[Rows from a figure dataset]
_ _ _

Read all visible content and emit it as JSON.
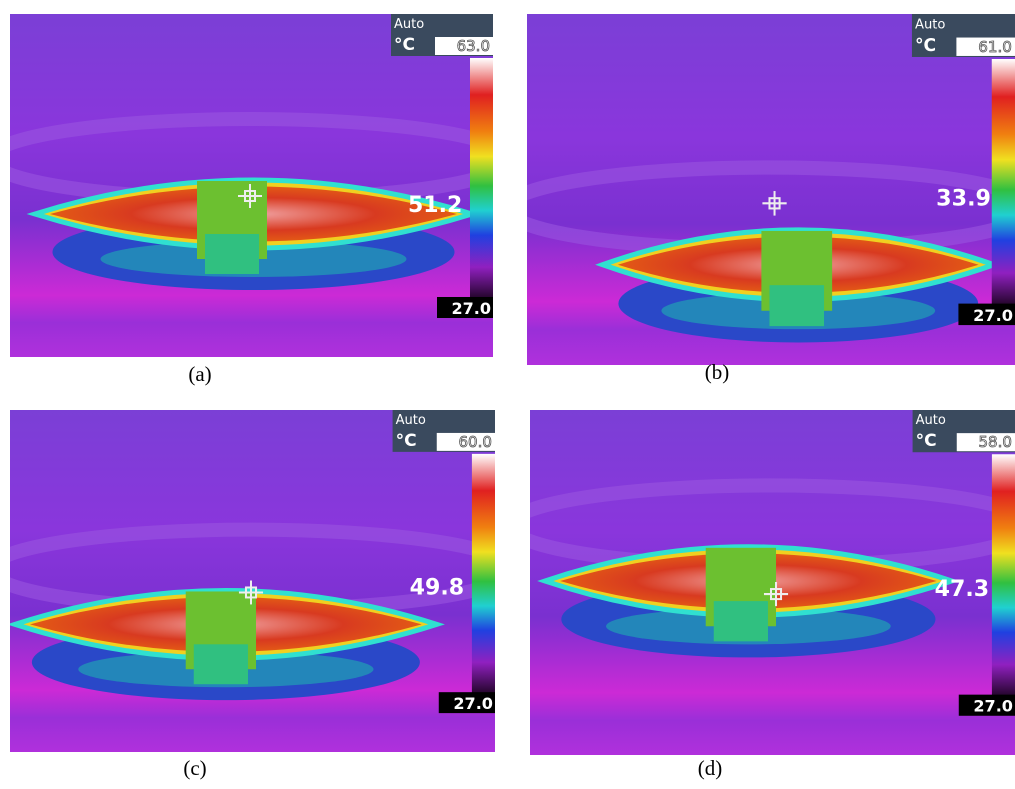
{
  "panels": [
    {
      "mode": "Auto",
      "unit": "°C",
      "max": "63.0",
      "spot": "51.2",
      "min": "27.0",
      "caption": "(a)"
    },
    {
      "mode": "Auto",
      "unit": "°C",
      "max": "61.0",
      "spot": "33.9",
      "min": "27.0",
      "caption": "(b)"
    },
    {
      "mode": "Auto",
      "unit": "°C",
      "max": "60.0",
      "spot": "49.8",
      "min": "27.0",
      "caption": "(c)"
    },
    {
      "mode": "Auto",
      "unit": "°C",
      "max": "58.0",
      "spot": "47.3",
      "min": "27.0",
      "caption": "(d)"
    }
  ]
}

_ _ _

> [WHAT TO WORK ON]: Write the entries above out again exactly, but not the pictures.

> [RESPONSE TO THIS TASK]:
Read all visible content and emit it as JSON.
{
  "panels": [
    {
      "mode": "Auto",
      "unit": "°C",
      "max": "63.0",
      "spot": "51.2",
      "min": "27.0",
      "caption": "(a)"
    },
    {
      "mode": "Auto",
      "unit": "°C",
      "max": "61.0",
      "spot": "33.9",
      "min": "27.0",
      "caption": "(b)"
    },
    {
      "mode": "Auto",
      "unit": "°C",
      "max": "60.0",
      "spot": "49.8",
      "min": "27.0",
      "caption": "(c)"
    },
    {
      "mode": "Auto",
      "unit": "°C",
      "max": "58.0",
      "spot": "47.3",
      "min": "27.0",
      "caption": "(d)"
    }
  ]
}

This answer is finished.